Turn the lines of the records below, from the first line through the line holding "question-number: 7. [182, 840, 195, 859]" (both included), into a numbered list, omitting any blank lines.

** start of RAW RECORDS **

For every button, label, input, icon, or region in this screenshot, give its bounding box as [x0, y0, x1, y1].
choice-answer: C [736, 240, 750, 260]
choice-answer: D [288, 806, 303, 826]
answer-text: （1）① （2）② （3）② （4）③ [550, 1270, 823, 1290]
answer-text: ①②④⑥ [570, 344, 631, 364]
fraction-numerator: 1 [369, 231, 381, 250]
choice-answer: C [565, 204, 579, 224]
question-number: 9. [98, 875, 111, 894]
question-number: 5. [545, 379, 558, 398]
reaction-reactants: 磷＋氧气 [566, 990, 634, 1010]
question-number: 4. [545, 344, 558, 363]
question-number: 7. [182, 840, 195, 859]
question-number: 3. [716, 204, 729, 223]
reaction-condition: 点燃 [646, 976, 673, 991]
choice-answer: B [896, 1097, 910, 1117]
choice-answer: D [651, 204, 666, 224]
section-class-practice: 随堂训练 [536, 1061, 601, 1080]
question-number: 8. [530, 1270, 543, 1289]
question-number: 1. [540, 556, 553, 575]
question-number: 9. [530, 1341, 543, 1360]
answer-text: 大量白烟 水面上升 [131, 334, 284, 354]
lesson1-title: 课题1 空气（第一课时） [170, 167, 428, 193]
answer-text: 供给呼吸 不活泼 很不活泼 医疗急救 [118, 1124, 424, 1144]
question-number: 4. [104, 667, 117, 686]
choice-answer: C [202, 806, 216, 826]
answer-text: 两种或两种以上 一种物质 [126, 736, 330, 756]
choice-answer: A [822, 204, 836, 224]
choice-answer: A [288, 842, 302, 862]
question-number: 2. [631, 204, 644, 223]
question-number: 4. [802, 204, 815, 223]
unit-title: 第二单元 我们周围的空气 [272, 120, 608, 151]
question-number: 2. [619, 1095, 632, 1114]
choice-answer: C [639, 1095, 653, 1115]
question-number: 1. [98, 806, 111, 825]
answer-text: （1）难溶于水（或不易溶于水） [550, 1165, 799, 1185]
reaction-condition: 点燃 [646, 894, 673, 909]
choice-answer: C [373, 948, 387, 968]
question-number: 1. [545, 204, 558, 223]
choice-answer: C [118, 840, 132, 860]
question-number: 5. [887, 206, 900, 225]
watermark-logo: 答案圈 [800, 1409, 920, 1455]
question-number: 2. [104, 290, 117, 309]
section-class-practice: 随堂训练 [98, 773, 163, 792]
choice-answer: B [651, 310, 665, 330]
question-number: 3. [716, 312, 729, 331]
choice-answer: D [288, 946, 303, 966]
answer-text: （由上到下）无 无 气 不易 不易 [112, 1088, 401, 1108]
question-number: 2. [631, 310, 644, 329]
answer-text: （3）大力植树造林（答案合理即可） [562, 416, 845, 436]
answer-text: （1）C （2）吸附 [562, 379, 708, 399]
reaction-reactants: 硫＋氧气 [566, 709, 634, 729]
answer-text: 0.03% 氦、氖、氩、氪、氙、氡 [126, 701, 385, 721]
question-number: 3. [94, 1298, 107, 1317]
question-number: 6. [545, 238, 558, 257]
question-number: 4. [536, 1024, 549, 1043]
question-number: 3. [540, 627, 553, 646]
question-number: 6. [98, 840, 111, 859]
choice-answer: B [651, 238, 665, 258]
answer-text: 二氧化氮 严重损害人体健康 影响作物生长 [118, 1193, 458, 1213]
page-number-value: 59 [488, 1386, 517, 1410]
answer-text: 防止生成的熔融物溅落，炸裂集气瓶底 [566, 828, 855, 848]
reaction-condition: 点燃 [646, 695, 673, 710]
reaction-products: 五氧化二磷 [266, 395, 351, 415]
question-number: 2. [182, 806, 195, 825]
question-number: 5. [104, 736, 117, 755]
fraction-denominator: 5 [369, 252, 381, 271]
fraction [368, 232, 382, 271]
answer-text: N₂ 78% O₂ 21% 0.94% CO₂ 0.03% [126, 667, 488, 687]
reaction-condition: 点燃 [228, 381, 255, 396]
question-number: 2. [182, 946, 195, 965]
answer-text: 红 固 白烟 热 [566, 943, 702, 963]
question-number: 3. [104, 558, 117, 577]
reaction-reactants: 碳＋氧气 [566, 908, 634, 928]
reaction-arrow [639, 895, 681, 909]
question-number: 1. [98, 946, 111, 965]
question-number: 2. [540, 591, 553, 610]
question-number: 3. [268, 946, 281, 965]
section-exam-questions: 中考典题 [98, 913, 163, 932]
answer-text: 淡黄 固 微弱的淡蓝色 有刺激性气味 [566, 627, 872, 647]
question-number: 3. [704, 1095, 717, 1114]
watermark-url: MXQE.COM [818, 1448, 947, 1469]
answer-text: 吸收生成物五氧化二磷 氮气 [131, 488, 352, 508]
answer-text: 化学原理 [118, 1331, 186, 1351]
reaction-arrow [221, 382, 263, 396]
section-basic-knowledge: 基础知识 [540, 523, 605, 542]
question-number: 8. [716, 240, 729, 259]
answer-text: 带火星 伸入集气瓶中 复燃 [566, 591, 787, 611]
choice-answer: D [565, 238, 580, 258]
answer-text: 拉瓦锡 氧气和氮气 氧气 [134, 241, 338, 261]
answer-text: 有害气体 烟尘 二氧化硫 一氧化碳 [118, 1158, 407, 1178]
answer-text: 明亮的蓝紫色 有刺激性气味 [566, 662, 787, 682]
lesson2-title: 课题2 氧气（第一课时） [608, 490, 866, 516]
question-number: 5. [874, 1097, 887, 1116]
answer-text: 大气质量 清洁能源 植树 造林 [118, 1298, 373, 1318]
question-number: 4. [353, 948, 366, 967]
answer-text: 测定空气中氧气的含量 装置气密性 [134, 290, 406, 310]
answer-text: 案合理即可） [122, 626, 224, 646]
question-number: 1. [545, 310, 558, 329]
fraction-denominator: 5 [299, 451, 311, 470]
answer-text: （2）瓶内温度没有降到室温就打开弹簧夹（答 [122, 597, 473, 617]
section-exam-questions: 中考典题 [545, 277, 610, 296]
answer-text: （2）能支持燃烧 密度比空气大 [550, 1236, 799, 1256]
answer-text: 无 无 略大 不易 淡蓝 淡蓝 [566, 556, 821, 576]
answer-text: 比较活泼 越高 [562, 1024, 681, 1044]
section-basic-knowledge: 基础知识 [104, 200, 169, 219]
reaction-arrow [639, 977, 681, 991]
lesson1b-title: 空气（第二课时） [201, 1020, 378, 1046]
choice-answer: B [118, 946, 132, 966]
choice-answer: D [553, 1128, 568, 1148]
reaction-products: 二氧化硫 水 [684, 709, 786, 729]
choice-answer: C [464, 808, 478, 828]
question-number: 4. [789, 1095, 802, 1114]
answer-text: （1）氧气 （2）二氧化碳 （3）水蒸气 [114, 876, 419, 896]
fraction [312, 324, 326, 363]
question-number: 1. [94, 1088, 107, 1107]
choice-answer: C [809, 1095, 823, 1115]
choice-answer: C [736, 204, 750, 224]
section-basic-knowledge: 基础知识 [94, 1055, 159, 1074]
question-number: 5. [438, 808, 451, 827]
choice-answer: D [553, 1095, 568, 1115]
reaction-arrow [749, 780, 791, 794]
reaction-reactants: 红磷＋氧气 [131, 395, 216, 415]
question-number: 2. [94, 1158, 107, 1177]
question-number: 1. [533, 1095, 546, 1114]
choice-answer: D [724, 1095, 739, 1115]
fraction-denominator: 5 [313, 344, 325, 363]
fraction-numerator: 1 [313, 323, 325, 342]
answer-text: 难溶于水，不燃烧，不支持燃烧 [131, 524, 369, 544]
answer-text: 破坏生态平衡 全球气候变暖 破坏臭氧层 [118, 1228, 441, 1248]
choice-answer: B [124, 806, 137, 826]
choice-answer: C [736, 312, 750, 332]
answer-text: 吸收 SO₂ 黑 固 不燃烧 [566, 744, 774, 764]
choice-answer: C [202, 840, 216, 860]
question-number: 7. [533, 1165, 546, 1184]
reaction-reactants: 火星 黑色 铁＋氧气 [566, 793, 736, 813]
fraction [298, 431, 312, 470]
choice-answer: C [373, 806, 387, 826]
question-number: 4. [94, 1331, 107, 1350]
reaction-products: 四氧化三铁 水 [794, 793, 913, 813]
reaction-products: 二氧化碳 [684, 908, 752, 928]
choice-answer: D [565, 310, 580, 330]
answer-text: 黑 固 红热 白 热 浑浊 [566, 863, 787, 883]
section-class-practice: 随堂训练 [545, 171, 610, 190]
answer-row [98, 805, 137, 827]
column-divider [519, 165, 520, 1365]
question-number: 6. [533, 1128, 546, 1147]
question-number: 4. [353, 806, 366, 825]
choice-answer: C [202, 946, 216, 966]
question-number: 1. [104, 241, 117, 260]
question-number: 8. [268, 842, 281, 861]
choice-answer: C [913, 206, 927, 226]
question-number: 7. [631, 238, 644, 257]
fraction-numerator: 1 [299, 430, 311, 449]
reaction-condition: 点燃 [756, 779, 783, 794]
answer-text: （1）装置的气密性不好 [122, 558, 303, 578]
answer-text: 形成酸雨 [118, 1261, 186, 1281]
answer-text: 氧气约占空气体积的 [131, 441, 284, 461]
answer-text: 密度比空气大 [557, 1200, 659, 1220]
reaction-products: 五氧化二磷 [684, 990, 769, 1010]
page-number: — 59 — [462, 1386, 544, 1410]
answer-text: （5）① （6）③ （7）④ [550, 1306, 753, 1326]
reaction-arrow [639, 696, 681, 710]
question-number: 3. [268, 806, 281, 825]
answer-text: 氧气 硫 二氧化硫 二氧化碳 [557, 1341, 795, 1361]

** end of RAW RECORDS **

THE REPLY -
1. For every button, label, input, icon, or region in this screenshot, give its bounding box as [x0, y0, x1, y1].
2. choice-answer: C [736, 240, 750, 260]
3. choice-answer: D [288, 806, 303, 826]
4. answer-text: （1）① （2）② （3）② （4）③ [550, 1270, 823, 1290]
5. answer-text: ①②④⑥ [570, 344, 631, 364]
6. fraction-numerator: 1 [369, 231, 381, 250]
7. choice-answer: C [565, 204, 579, 224]
8. question-number: 9. [98, 875, 111, 894]
9. question-number: 5. [545, 379, 558, 398]
10. reaction-reactants: 磷＋氧气 [566, 990, 634, 1010]
11. question-number: 4. [545, 344, 558, 363]
12. question-number: 7. [182, 840, 195, 859]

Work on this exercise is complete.